Records supplied:
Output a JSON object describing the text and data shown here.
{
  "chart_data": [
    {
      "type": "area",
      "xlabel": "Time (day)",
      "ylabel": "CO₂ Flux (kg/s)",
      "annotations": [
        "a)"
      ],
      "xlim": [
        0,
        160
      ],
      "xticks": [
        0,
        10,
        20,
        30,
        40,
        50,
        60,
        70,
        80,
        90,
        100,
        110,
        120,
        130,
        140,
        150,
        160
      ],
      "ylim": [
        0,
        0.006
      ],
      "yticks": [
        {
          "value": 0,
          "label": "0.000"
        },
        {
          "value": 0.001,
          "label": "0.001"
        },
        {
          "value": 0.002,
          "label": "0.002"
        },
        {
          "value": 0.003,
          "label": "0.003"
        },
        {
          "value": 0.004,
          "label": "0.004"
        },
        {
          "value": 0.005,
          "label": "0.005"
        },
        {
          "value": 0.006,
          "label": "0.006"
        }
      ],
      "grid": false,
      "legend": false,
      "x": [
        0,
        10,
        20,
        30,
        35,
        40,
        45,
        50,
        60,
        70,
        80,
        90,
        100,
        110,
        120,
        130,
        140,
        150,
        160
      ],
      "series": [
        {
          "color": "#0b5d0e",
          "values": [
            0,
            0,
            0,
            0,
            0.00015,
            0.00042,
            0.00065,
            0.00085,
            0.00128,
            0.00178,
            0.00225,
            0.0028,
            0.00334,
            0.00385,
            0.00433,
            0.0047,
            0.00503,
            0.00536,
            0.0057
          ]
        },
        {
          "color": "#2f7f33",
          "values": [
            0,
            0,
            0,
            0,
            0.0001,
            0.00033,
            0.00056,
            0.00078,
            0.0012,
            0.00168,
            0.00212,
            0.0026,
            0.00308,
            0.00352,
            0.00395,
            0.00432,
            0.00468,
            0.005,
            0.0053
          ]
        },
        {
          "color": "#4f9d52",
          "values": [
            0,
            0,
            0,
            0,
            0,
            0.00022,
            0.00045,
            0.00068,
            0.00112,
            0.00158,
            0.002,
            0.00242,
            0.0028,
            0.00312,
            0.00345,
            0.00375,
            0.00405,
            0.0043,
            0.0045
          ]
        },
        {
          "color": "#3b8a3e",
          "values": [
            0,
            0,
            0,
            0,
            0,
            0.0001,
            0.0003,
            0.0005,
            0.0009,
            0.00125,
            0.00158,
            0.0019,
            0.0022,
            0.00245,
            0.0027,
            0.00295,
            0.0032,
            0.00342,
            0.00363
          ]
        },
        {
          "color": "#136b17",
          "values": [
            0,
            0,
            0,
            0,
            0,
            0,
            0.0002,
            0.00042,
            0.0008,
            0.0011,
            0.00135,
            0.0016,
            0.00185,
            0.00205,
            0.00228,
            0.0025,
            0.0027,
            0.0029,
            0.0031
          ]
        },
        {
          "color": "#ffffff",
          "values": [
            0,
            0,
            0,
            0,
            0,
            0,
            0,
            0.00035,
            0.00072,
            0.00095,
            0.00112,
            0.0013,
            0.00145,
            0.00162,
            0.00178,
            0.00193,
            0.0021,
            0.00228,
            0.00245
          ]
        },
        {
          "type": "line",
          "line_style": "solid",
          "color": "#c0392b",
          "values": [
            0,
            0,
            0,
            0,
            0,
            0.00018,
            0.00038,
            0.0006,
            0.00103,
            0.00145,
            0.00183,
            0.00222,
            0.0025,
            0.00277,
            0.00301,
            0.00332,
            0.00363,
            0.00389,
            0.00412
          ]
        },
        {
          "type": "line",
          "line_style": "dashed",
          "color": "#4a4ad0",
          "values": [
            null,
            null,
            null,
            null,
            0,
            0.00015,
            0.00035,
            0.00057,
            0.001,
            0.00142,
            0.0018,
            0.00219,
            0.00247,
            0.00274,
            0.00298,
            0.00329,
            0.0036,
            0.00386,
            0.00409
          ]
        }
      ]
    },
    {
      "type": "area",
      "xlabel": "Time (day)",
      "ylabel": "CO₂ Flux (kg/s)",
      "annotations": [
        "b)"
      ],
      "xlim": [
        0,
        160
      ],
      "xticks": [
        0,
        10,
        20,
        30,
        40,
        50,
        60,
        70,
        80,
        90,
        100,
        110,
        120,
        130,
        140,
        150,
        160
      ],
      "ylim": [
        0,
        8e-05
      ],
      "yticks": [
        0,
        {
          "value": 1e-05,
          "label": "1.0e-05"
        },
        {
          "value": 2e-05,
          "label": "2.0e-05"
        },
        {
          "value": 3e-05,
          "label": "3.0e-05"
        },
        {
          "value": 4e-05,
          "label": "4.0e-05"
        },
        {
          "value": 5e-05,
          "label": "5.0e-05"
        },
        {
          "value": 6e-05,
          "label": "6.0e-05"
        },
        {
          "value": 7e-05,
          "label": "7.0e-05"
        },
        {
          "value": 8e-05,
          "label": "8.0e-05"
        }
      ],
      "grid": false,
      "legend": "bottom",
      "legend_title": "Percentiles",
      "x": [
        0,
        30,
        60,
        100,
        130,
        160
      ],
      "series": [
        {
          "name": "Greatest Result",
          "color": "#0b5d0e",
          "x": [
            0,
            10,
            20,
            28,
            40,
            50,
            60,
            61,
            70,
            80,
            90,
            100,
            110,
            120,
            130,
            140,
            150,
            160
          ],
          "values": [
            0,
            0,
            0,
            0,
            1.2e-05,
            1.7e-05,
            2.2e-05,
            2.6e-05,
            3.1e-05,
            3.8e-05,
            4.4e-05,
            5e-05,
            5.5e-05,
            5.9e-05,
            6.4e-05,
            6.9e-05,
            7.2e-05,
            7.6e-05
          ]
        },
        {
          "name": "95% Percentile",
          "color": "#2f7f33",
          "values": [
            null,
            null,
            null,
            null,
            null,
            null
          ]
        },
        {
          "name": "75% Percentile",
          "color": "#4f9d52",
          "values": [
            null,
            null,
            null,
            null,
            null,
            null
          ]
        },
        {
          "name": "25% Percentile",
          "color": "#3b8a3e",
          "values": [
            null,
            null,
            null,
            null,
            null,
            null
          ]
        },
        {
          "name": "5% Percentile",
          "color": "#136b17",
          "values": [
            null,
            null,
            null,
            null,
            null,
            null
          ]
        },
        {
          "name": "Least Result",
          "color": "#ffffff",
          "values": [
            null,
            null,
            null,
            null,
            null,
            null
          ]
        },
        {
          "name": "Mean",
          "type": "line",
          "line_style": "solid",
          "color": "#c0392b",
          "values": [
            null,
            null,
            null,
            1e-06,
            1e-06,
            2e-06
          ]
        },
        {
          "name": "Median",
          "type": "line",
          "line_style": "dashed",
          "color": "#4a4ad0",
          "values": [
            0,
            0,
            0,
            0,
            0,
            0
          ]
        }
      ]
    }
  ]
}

The exercise: Exactly reproduce all of the entries above.

The solution:
Output a JSON object describing the text and data shown here.
{
  "chart_data": [
    {
      "type": "area",
      "xlabel": "Time (day)",
      "ylabel": "CO₂ Flux (kg/s)",
      "annotations": [
        "a)"
      ],
      "xlim": [
        0,
        160
      ],
      "xticks": [
        0,
        10,
        20,
        30,
        40,
        50,
        60,
        70,
        80,
        90,
        100,
        110,
        120,
        130,
        140,
        150,
        160
      ],
      "ylim": [
        0,
        0.006
      ],
      "yticks": [
        {
          "value": 0,
          "label": "0.000"
        },
        {
          "value": 0.001,
          "label": "0.001"
        },
        {
          "value": 0.002,
          "label": "0.002"
        },
        {
          "value": 0.003,
          "label": "0.003"
        },
        {
          "value": 0.004,
          "label": "0.004"
        },
        {
          "value": 0.005,
          "label": "0.005"
        },
        {
          "value": 0.006,
          "label": "0.006"
        }
      ],
      "grid": false,
      "legend": false,
      "x": [
        0,
        10,
        20,
        30,
        35,
        40,
        45,
        50,
        60,
        70,
        80,
        90,
        100,
        110,
        120,
        130,
        140,
        150,
        160
      ],
      "series": [
        {
          "color": "#0b5d0e",
          "values": [
            0,
            0,
            0,
            0,
            0.00015,
            0.00042,
            0.00065,
            0.00085,
            0.00128,
            0.00178,
            0.00225,
            0.0028,
            0.00334,
            0.00385,
            0.00433,
            0.0047,
            0.00503,
            0.00536,
            0.0057
          ]
        },
        {
          "color": "#2f7f33",
          "values": [
            0,
            0,
            0,
            0,
            0.0001,
            0.00033,
            0.00056,
            0.00078,
            0.0012,
            0.00168,
            0.00212,
            0.0026,
            0.00308,
            0.00352,
            0.00395,
            0.00432,
            0.00468,
            0.005,
            0.0053
          ]
        },
        {
          "color": "#4f9d52",
          "values": [
            0,
            0,
            0,
            0,
            0,
            0.00022,
            0.00045,
            0.00068,
            0.00112,
            0.00158,
            0.002,
            0.00242,
            0.0028,
            0.00312,
            0.00345,
            0.00375,
            0.00405,
            0.0043,
            0.0045
          ]
        },
        {
          "color": "#3b8a3e",
          "values": [
            0,
            0,
            0,
            0,
            0,
            0.0001,
            0.0003,
            0.0005,
            0.0009,
            0.00125,
            0.00158,
            0.0019,
            0.0022,
            0.00245,
            0.0027,
            0.00295,
            0.0032,
            0.00342,
            0.00363
          ]
        },
        {
          "color": "#136b17",
          "values": [
            0,
            0,
            0,
            0,
            0,
            0,
            0.0002,
            0.00042,
            0.0008,
            0.0011,
            0.00135,
            0.0016,
            0.00185,
            0.00205,
            0.00228,
            0.0025,
            0.0027,
            0.0029,
            0.0031
          ]
        },
        {
          "color": "#ffffff",
          "values": [
            0,
            0,
            0,
            0,
            0,
            0,
            0,
            0.00035,
            0.00072,
            0.00095,
            0.00112,
            0.0013,
            0.00145,
            0.00162,
            0.00178,
            0.00193,
            0.0021,
            0.00228,
            0.00245
          ]
        },
        {
          "type": "line",
          "line_style": "solid",
          "color": "#c0392b",
          "values": [
            0,
            0,
            0,
            0,
            0,
            0.00018,
            0.00038,
            0.0006,
            0.00103,
            0.00145,
            0.00183,
            0.00222,
            0.0025,
            0.00277,
            0.00301,
            0.00332,
            0.00363,
            0.00389,
            0.00412
          ]
        },
        {
          "type": "line",
          "line_style": "dashed",
          "color": "#4a4ad0",
          "values": [
            null,
            null,
            null,
            null,
            0,
            0.00015,
            0.00035,
            0.00057,
            0.001,
            0.00142,
            0.0018,
            0.00219,
            0.00247,
            0.00274,
            0.00298,
            0.00329,
            0.0036,
            0.00386,
            0.00409
          ]
        }
      ]
    },
    {
      "type": "area",
      "xlabel": "Time (day)",
      "ylabel": "CO₂ Flux (kg/s)",
      "annotations": [
        "b)"
      ],
      "xlim": [
        0,
        160
      ],
      "xticks": [
        0,
        10,
        20,
        30,
        40,
        50,
        60,
        70,
        80,
        90,
        100,
        110,
        120,
        130,
        140,
        150,
        160
      ],
      "ylim": [
        0,
        8e-05
      ],
      "yticks": [
        0,
        {
          "value": 1e-05,
          "label": "1.0e-05"
        },
        {
          "value": 2e-05,
          "label": "2.0e-05"
        },
        {
          "value": 3e-05,
          "label": "3.0e-05"
        },
        {
          "value": 4e-05,
          "label": "4.0e-05"
        },
        {
          "value": 5e-05,
          "label": "5.0e-05"
        },
        {
          "value": 6e-05,
          "label": "6.0e-05"
        },
        {
          "value": 7e-05,
          "label": "7.0e-05"
        },
        {
          "value": 8e-05,
          "label": "8.0e-05"
        }
      ],
      "grid": false,
      "legend": "bottom",
      "legend_title": "Percentiles",
      "x": [
        0,
        30,
        60,
        100,
        130,
        160
      ],
      "series": [
        {
          "name": "Greatest Result",
          "color": "#0b5d0e",
          "x": [
            0,
            10,
            20,
            28,
            40,
            50,
            60,
            61,
            70,
            80,
            90,
            100,
            110,
            120,
            130,
            140,
            150,
            160
          ],
          "values": [
            0,
            0,
            0,
            0,
            1.2e-05,
            1.7e-05,
            2.2e-05,
            2.6e-05,
            3.1e-05,
            3.8e-05,
            4.4e-05,
            5e-05,
            5.5e-05,
            5.9e-05,
            6.4e-05,
            6.9e-05,
            7.2e-05,
            7.6e-05
          ]
        },
        {
          "name": "95% Percentile",
          "color": "#2f7f33",
          "values": [
            null,
            null,
            null,
            null,
            null,
            null
          ]
        },
        {
          "name": "75% Percentile",
          "color": "#4f9d52",
          "values": [
            null,
            null,
            null,
            null,
            null,
            null
          ]
        },
        {
          "name": "25% Percentile",
          "color": "#3b8a3e",
          "values": [
            null,
            null,
            null,
            null,
            null,
            null
          ]
        },
        {
          "name": "5% Percentile",
          "color": "#136b17",
          "values": [
            null,
            null,
            null,
            null,
            null,
            null
          ]
        },
        {
          "name": "Least Result",
          "color": "#ffffff",
          "values": [
            null,
            null,
            null,
            null,
            null,
            null
          ]
        },
        {
          "name": "Mean",
          "type": "line",
          "line_style": "solid",
          "color": "#c0392b",
          "values": [
            null,
            null,
            null,
            1e-06,
            1e-06,
            2e-06
          ]
        },
        {
          "name": "Median",
          "type": "line",
          "line_style": "dashed",
          "color": "#4a4ad0",
          "values": [
            0,
            0,
            0,
            0,
            0,
            0
          ]
        }
      ]
    }
  ]
}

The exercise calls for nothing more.